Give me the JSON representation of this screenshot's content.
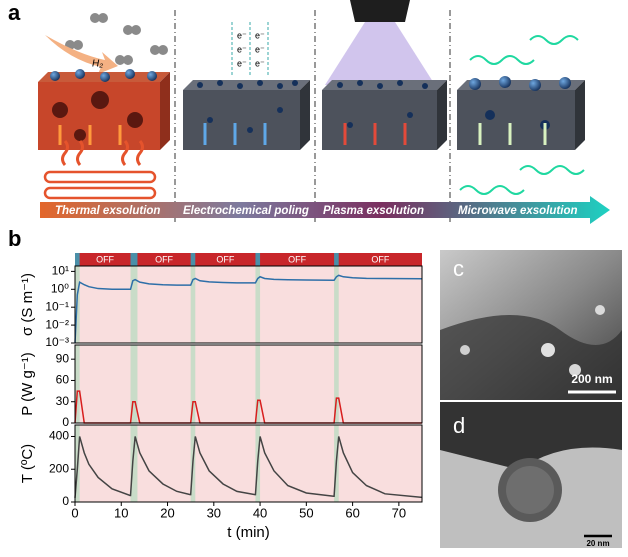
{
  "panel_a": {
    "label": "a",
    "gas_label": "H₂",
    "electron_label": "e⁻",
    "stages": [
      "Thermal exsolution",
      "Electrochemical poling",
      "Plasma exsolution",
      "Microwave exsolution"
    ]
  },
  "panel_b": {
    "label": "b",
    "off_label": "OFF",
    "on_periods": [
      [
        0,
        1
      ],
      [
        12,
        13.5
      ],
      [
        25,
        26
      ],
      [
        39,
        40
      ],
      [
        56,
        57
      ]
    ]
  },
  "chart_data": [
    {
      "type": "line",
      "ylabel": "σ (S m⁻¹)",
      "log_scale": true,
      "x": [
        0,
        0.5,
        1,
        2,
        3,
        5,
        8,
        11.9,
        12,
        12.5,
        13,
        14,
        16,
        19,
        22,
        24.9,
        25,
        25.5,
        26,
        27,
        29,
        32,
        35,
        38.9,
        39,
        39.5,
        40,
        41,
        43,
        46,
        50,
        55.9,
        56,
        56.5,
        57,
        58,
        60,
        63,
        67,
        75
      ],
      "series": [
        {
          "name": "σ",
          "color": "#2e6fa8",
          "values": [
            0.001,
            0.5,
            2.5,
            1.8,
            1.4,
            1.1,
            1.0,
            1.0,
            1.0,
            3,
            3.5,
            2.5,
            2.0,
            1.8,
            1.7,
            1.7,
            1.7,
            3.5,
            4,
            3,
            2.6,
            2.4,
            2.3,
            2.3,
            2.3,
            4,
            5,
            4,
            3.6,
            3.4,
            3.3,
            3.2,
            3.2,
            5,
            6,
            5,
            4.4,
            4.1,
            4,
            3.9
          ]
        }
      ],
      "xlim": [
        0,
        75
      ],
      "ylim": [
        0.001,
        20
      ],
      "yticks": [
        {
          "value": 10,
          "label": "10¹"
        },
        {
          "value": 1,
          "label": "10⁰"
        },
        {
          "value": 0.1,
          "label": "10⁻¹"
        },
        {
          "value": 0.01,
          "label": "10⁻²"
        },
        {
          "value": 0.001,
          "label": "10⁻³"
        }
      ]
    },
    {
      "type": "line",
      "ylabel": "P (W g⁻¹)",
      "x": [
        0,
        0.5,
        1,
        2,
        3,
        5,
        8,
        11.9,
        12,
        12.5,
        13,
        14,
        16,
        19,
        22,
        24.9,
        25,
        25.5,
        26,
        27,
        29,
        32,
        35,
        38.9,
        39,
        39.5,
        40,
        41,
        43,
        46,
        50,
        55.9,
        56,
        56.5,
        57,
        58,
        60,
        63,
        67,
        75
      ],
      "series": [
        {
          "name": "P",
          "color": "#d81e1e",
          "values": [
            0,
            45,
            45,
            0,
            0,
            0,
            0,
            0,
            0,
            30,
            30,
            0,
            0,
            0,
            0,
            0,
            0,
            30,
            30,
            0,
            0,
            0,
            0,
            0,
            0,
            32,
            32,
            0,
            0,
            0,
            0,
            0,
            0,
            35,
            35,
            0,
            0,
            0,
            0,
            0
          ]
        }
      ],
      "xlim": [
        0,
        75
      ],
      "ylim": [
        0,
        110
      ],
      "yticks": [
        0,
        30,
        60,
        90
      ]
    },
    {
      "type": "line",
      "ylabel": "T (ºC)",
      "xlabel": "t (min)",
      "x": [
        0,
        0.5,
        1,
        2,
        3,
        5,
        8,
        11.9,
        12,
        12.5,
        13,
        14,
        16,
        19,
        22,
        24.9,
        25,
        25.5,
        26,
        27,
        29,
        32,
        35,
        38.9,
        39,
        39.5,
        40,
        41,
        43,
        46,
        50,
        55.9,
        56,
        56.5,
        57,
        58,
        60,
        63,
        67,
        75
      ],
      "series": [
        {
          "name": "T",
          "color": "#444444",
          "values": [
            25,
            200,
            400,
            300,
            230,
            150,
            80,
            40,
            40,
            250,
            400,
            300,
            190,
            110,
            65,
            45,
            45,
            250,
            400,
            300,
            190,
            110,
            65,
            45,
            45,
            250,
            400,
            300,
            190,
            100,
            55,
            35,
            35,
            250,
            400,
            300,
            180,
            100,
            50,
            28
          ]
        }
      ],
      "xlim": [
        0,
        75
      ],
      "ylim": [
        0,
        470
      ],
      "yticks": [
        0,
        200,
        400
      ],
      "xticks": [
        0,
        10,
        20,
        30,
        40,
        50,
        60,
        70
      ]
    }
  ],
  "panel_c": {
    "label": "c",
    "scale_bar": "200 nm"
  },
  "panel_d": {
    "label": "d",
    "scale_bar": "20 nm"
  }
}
---*---
## WHAT TO PRODUCE
Return all of the entries word for word, but omit the pictures.

## WRITTEN SOLUTION
Give me the JSON representation of this screenshot's content.
{
  "panel_a": {
    "label": "a",
    "gas_label": "H₂",
    "electron_label": "e⁻",
    "stages": [
      "Thermal exsolution",
      "Electrochemical poling",
      "Plasma exsolution",
      "Microwave exsolution"
    ]
  },
  "panel_b": {
    "label": "b",
    "off_label": "OFF",
    "on_periods": [
      [
        0,
        1
      ],
      [
        12,
        13.5
      ],
      [
        25,
        26
      ],
      [
        39,
        40
      ],
      [
        56,
        57
      ]
    ]
  },
  "chart_data": [
    {
      "type": "line",
      "ylabel": "σ (S m⁻¹)",
      "log_scale": true,
      "x": [
        0,
        0.5,
        1,
        2,
        3,
        5,
        8,
        11.9,
        12,
        12.5,
        13,
        14,
        16,
        19,
        22,
        24.9,
        25,
        25.5,
        26,
        27,
        29,
        32,
        35,
        38.9,
        39,
        39.5,
        40,
        41,
        43,
        46,
        50,
        55.9,
        56,
        56.5,
        57,
        58,
        60,
        63,
        67,
        75
      ],
      "series": [
        {
          "name": "σ",
          "color": "#2e6fa8",
          "values": [
            0.001,
            0.5,
            2.5,
            1.8,
            1.4,
            1.1,
            1.0,
            1.0,
            1.0,
            3,
            3.5,
            2.5,
            2.0,
            1.8,
            1.7,
            1.7,
            1.7,
            3.5,
            4,
            3,
            2.6,
            2.4,
            2.3,
            2.3,
            2.3,
            4,
            5,
            4,
            3.6,
            3.4,
            3.3,
            3.2,
            3.2,
            5,
            6,
            5,
            4.4,
            4.1,
            4,
            3.9
          ]
        }
      ],
      "xlim": [
        0,
        75
      ],
      "ylim": [
        0.001,
        20
      ],
      "yticks": [
        {
          "value": 10,
          "label": "10¹"
        },
        {
          "value": 1,
          "label": "10⁰"
        },
        {
          "value": 0.1,
          "label": "10⁻¹"
        },
        {
          "value": 0.01,
          "label": "10⁻²"
        },
        {
          "value": 0.001,
          "label": "10⁻³"
        }
      ]
    },
    {
      "type": "line",
      "ylabel": "P (W g⁻¹)",
      "x": [
        0,
        0.5,
        1,
        2,
        3,
        5,
        8,
        11.9,
        12,
        12.5,
        13,
        14,
        16,
        19,
        22,
        24.9,
        25,
        25.5,
        26,
        27,
        29,
        32,
        35,
        38.9,
        39,
        39.5,
        40,
        41,
        43,
        46,
        50,
        55.9,
        56,
        56.5,
        57,
        58,
        60,
        63,
        67,
        75
      ],
      "series": [
        {
          "name": "P",
          "color": "#d81e1e",
          "values": [
            0,
            45,
            45,
            0,
            0,
            0,
            0,
            0,
            0,
            30,
            30,
            0,
            0,
            0,
            0,
            0,
            0,
            30,
            30,
            0,
            0,
            0,
            0,
            0,
            0,
            32,
            32,
            0,
            0,
            0,
            0,
            0,
            0,
            35,
            35,
            0,
            0,
            0,
            0,
            0
          ]
        }
      ],
      "xlim": [
        0,
        75
      ],
      "ylim": [
        0,
        110
      ],
      "yticks": [
        0,
        30,
        60,
        90
      ]
    },
    {
      "type": "line",
      "ylabel": "T (ºC)",
      "xlabel": "t (min)",
      "x": [
        0,
        0.5,
        1,
        2,
        3,
        5,
        8,
        11.9,
        12,
        12.5,
        13,
        14,
        16,
        19,
        22,
        24.9,
        25,
        25.5,
        26,
        27,
        29,
        32,
        35,
        38.9,
        39,
        39.5,
        40,
        41,
        43,
        46,
        50,
        55.9,
        56,
        56.5,
        57,
        58,
        60,
        63,
        67,
        75
      ],
      "series": [
        {
          "name": "T",
          "color": "#444444",
          "values": [
            25,
            200,
            400,
            300,
            230,
            150,
            80,
            40,
            40,
            250,
            400,
            300,
            190,
            110,
            65,
            45,
            45,
            250,
            400,
            300,
            190,
            110,
            65,
            45,
            45,
            250,
            400,
            300,
            190,
            100,
            55,
            35,
            35,
            250,
            400,
            300,
            180,
            100,
            50,
            28
          ]
        }
      ],
      "xlim": [
        0,
        75
      ],
      "ylim": [
        0,
        470
      ],
      "yticks": [
        0,
        200,
        400
      ],
      "xticks": [
        0,
        10,
        20,
        30,
        40,
        50,
        60,
        70
      ]
    }
  ],
  "panel_c": {
    "label": "c",
    "scale_bar": "200 nm"
  },
  "panel_d": {
    "label": "d",
    "scale_bar": "20 nm"
  }
}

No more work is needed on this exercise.